**RECORDS FOR THE TASK**
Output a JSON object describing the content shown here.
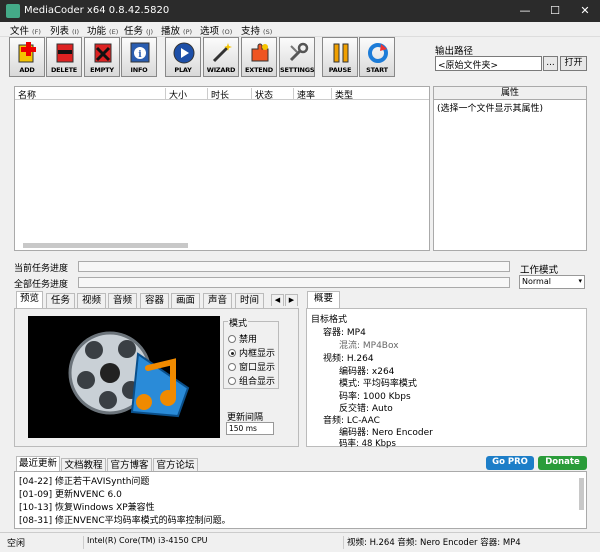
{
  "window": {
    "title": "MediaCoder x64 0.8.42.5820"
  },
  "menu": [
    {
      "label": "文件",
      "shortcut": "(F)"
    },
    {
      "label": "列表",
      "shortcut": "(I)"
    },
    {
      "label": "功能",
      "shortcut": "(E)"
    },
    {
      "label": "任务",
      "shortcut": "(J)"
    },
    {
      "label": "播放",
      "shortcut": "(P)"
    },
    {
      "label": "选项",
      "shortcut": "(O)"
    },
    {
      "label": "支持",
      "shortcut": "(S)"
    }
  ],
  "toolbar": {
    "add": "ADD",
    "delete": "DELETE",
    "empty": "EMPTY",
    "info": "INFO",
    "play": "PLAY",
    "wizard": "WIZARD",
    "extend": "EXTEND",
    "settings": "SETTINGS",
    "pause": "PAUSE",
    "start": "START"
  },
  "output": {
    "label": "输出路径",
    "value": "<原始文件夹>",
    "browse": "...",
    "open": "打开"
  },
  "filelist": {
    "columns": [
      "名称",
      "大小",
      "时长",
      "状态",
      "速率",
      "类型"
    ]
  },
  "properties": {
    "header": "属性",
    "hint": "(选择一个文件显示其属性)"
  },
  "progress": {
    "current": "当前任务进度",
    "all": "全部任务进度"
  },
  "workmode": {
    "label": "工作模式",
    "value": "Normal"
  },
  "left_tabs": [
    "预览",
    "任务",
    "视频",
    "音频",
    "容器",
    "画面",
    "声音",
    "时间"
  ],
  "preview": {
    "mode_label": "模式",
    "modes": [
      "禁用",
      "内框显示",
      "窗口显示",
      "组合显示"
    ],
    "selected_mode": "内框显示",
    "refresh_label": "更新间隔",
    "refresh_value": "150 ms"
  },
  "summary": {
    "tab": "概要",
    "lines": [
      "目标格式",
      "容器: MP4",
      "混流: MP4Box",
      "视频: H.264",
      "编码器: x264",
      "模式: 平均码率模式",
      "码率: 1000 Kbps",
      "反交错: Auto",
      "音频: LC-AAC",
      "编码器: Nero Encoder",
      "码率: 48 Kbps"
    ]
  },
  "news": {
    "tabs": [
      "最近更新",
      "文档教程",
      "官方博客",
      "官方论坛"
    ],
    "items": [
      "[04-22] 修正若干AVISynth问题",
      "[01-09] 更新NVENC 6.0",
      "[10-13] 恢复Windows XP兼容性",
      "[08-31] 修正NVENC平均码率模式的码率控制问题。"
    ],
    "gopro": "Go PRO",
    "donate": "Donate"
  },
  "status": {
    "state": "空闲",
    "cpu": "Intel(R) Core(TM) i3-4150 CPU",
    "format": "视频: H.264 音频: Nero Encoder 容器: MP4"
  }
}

...

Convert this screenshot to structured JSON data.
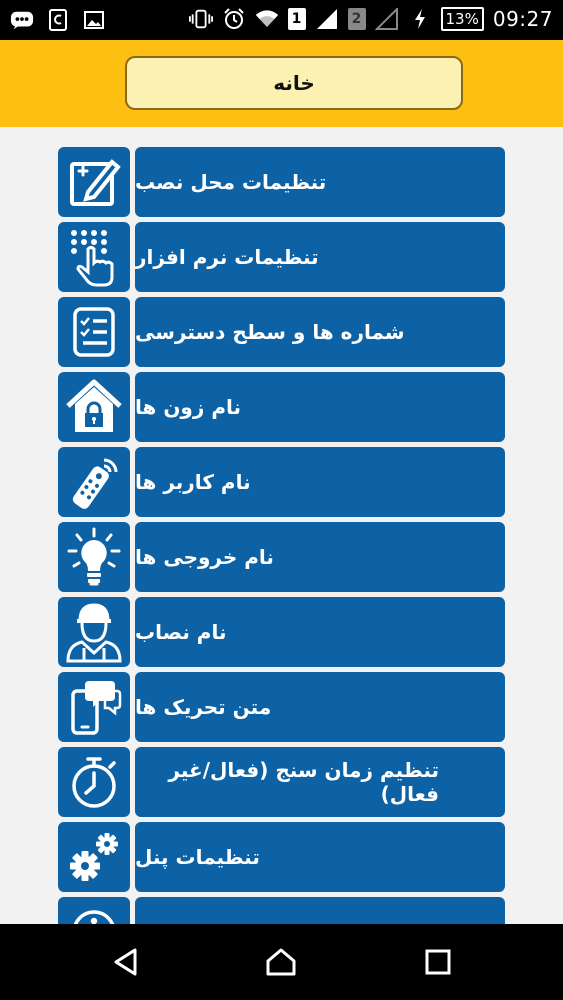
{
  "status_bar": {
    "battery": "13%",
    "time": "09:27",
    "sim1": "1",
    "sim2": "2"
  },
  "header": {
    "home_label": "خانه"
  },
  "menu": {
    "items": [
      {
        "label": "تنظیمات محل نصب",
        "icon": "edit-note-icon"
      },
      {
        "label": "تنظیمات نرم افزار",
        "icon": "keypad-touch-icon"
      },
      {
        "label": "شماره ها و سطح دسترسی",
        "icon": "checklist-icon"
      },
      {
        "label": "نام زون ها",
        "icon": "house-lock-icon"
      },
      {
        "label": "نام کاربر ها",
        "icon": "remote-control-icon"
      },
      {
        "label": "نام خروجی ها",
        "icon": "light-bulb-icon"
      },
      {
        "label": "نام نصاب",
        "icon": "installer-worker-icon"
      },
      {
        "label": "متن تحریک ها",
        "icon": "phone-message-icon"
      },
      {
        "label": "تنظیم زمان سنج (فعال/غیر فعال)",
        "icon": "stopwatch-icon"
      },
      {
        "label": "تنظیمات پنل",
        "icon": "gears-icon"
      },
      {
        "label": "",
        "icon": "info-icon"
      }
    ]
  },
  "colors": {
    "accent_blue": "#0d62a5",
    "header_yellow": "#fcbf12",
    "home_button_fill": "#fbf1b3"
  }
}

**EXERCISE TASK**
What is the number of lines in the records that contain the string "icon"? Give only that number.

**SOLUTION TO THE PROBLEM**
11